>> start

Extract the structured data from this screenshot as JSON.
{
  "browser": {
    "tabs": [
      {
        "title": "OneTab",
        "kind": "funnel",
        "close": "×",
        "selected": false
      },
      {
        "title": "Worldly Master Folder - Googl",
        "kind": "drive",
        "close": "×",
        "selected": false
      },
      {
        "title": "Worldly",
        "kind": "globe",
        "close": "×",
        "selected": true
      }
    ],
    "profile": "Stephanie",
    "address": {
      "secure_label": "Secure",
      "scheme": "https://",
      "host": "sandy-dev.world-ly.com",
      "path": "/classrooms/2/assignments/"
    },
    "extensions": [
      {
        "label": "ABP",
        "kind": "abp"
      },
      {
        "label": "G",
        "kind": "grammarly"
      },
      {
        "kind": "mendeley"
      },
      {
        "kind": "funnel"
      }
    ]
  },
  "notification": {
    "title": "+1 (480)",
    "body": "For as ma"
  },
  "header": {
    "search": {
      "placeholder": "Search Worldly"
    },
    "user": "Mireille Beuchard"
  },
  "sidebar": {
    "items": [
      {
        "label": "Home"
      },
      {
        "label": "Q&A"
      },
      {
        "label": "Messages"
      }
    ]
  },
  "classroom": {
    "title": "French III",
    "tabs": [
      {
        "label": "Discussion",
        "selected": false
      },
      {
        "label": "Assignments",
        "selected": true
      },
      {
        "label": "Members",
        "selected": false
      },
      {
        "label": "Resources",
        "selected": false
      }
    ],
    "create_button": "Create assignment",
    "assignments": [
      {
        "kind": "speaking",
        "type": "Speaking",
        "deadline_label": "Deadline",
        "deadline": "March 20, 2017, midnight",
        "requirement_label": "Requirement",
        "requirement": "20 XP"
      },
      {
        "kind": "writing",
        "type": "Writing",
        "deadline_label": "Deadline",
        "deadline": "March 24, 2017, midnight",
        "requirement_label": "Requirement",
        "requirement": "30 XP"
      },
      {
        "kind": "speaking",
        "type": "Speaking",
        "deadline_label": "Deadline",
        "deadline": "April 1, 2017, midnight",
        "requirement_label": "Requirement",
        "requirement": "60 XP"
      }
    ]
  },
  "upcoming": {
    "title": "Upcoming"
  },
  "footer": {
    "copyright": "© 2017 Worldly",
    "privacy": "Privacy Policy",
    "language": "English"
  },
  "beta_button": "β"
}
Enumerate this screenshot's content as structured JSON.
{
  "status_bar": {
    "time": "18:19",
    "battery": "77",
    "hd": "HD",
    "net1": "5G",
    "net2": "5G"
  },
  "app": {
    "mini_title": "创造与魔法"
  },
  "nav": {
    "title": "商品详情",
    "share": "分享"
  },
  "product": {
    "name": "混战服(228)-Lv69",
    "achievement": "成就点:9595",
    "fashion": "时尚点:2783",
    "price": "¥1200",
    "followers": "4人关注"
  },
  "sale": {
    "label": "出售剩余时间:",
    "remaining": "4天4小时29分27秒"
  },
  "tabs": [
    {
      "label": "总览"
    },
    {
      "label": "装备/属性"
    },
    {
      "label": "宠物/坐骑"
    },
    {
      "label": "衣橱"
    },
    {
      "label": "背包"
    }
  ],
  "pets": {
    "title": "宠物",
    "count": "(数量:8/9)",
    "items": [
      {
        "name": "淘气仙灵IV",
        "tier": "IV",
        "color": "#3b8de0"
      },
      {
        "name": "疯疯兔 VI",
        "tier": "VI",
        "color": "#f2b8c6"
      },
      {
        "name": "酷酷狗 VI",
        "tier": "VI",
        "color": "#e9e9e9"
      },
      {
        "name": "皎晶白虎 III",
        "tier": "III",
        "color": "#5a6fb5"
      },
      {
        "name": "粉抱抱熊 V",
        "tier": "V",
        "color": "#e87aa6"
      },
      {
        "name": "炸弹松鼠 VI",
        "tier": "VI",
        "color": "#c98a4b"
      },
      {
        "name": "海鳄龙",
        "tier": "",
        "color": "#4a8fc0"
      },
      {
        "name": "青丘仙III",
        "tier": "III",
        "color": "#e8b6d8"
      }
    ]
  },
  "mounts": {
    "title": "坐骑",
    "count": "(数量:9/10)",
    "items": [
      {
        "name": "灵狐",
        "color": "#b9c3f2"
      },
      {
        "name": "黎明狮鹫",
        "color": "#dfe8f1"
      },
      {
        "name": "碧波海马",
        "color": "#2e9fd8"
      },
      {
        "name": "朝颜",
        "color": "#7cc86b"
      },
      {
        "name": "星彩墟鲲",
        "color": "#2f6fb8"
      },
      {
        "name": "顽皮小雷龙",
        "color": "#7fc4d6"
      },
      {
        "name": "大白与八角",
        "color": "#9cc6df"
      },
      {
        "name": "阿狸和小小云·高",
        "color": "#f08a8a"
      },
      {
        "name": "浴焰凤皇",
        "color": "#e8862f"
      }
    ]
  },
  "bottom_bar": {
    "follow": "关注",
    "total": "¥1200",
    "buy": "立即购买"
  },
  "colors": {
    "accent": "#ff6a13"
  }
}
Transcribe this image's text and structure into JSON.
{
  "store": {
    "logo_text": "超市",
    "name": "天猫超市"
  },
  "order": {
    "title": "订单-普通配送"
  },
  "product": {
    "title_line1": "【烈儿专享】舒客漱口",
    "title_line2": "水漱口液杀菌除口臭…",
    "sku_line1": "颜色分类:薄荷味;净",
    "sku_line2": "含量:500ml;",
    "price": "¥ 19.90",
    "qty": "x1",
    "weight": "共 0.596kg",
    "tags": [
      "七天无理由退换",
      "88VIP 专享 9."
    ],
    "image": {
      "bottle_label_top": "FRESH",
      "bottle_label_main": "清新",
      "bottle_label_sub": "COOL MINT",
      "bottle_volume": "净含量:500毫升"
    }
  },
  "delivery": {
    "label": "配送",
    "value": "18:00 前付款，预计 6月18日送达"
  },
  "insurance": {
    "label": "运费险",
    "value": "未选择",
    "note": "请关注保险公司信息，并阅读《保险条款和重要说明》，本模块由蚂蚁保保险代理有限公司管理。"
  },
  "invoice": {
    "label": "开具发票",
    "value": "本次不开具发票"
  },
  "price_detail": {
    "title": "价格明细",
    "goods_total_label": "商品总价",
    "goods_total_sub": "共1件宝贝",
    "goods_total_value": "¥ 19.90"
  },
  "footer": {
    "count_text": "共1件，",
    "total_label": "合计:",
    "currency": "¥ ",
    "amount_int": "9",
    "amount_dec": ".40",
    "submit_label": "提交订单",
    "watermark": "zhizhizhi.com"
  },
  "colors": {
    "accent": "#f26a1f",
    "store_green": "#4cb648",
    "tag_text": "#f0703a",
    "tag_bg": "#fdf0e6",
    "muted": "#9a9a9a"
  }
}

>> end

- **Your objective**
Word for word, restate all of the data shown above.

- **Solution to the problem**
Extract the structured data from this screenshot as JSON.
{
  "browser": {
    "tabs": [
      {
        "title": "OneTab",
        "kind": "funnel",
        "close": "×",
        "selected": false
      },
      {
        "title": "Worldly Master Folder - Googl",
        "kind": "drive",
        "close": "×",
        "selected": false
      },
      {
        "title": "Worldly",
        "kind": "globe",
        "close": "×",
        "selected": true
      }
    ],
    "profile": "Stephanie",
    "address": {
      "secure_label": "Secure",
      "scheme": "https://",
      "host": "sandy-dev.world-ly.com",
      "path": "/classrooms/2/assignments/"
    },
    "extensions": [
      {
        "label": "ABP",
        "kind": "abp"
      },
      {
        "label": "G",
        "kind": "grammarly"
      },
      {
        "kind": "mendeley"
      },
      {
        "kind": "funnel"
      }
    ]
  },
  "notification": {
    "title": "+1 (480)",
    "body": "For as ma"
  },
  "header": {
    "search": {
      "placeholder": "Search Worldly"
    },
    "user": "Mireille Beuchard"
  },
  "sidebar": {
    "items": [
      {
        "label": "Home"
      },
      {
        "label": "Q&A"
      },
      {
        "label": "Messages"
      }
    ]
  },
  "classroom": {
    "title": "French III",
    "tabs": [
      {
        "label": "Discussion",
        "selected": false
      },
      {
        "label": "Assignments",
        "selected": true
      },
      {
        "label": "Members",
        "selected": false
      },
      {
        "label": "Resources",
        "selected": false
      }
    ],
    "create_button": "Create assignment",
    "assignments": [
      {
        "kind": "speaking",
        "type": "Speaking",
        "deadline_label": "Deadline",
        "deadline": "March 20, 2017, midnight",
        "requirement_label": "Requirement",
        "requirement": "20 XP"
      },
      {
        "kind": "writing",
        "type": "Writing",
        "deadline_label": "Deadline",
        "deadline": "March 24, 2017, midnight",
        "requirement_label": "Requirement",
        "requirement": "30 XP"
      },
      {
        "kind": "speaking",
        "type": "Speaking",
        "deadline_label": "Deadline",
        "deadline": "April 1, 2017, midnight",
        "requirement_label": "Requirement",
        "requirement": "60 XP"
      }
    ]
  },
  "upcoming": {
    "title": "Upcoming"
  },
  "footer": {
    "copyright": "© 2017 Worldly",
    "privacy": "Privacy Policy",
    "language": "English"
  },
  "beta_button": "β"
}
Enumerate this screenshot's content as structured JSON.
{
  "status_bar": {
    "time": "18:19",
    "battery": "77",
    "hd": "HD",
    "net1": "5G",
    "net2": "5G"
  },
  "app": {
    "mini_title": "创造与魔法"
  },
  "nav": {
    "title": "商品详情",
    "share": "分享"
  },
  "product": {
    "name": "混战服(228)-Lv69",
    "achievement": "成就点:9595",
    "fashion": "时尚点:2783",
    "price": "¥1200",
    "followers": "4人关注"
  },
  "sale": {
    "label": "出售剩余时间:",
    "remaining": "4天4小时29分27秒"
  },
  "tabs": [
    {
      "label": "总览"
    },
    {
      "label": "装备/属性"
    },
    {
      "label": "宠物/坐骑"
    },
    {
      "label": "衣橱"
    },
    {
      "label": "背包"
    }
  ],
  "pets": {
    "title": "宠物",
    "count": "(数量:8/9)",
    "items": [
      {
        "name": "淘气仙灵IV",
        "tier": "IV",
        "color": "#3b8de0"
      },
      {
        "name": "疯疯兔 VI",
        "tier": "VI",
        "color": "#f2b8c6"
      },
      {
        "name": "酷酷狗 VI",
        "tier": "VI",
        "color": "#e9e9e9"
      },
      {
        "name": "皎晶白虎 III",
        "tier": "III",
        "color": "#5a6fb5"
      },
      {
        "name": "粉抱抱熊 V",
        "tier": "V",
        "color": "#e87aa6"
      },
      {
        "name": "炸弹松鼠 VI",
        "tier": "VI",
        "color": "#c98a4b"
      },
      {
        "name": "海鳄龙",
        "tier": "",
        "color": "#4a8fc0"
      },
      {
        "name": "青丘仙III",
        "tier": "III",
        "color": "#e8b6d8"
      }
    ]
  },
  "mounts": {
    "title": "坐骑",
    "count": "(数量:9/10)",
    "items": [
      {
        "name": "灵狐",
        "color": "#b9c3f2"
      },
      {
        "name": "黎明狮鹫",
        "color": "#dfe8f1"
      },
      {
        "name": "碧波海马",
        "color": "#2e9fd8"
      },
      {
        "name": "朝颜",
        "color": "#7cc86b"
      },
      {
        "name": "星彩墟鲲",
        "color": "#2f6fb8"
      },
      {
        "name": "顽皮小雷龙",
        "color": "#7fc4d6"
      },
      {
        "name": "大白与八角",
        "color": "#9cc6df"
      },
      {
        "name": "阿狸和小小云·高",
        "color": "#f08a8a"
      },
      {
        "name": "浴焰凤皇",
        "color": "#e8862f"
      }
    ]
  },
  "bottom_bar": {
    "follow": "关注",
    "total": "¥1200",
    "buy": "立即购买"
  },
  "colors": {
    "accent": "#ff6a13"
  }
}
Transcribe this image's text and structure into JSON.
{
  "store": {
    "logo_text": "超市",
    "name": "天猫超市"
  },
  "order": {
    "title": "订单-普通配送"
  },
  "product": {
    "title_line1": "【烈儿专享】舒客漱口",
    "title_line2": "水漱口液杀菌除口臭…",
    "sku_line1": "颜色分类:薄荷味;净",
    "sku_line2": "含量:500ml;",
    "price": "¥ 19.90",
    "qty": "x1",
    "weight": "共 0.596kg",
    "tags": [
      "七天无理由退换",
      "88VIP 专享 9."
    ],
    "image": {
      "bottle_label_top": "FRESH",
      "bottle_label_main": "清新",
      "bottle_label_sub": "COOL MINT",
      "bottle_volume": "净含量:500毫升"
    }
  },
  "delivery": {
    "label": "配送",
    "value": "18:00 前付款，预计 6月18日送达"
  },
  "insurance": {
    "label": "运费险",
    "value": "未选择",
    "note": "请关注保险公司信息，并阅读《保险条款和重要说明》，本模块由蚂蚁保保险代理有限公司管理。"
  },
  "invoice": {
    "label": "开具发票",
    "value": "本次不开具发票"
  },
  "price_detail": {
    "title": "价格明细",
    "goods_total_label": "商品总价",
    "goods_total_sub": "共1件宝贝",
    "goods_total_value": "¥ 19.90"
  },
  "footer": {
    "count_text": "共1件，",
    "total_label": "合计:",
    "currency": "¥ ",
    "amount_int": "9",
    "amount_dec": ".40",
    "submit_label": "提交订单",
    "watermark": "zhizhizhi.com"
  },
  "colors": {
    "accent": "#f26a1f",
    "store_green": "#4cb648",
    "tag_text": "#f0703a",
    "tag_bg": "#fdf0e6",
    "muted": "#9a9a9a"
  }
}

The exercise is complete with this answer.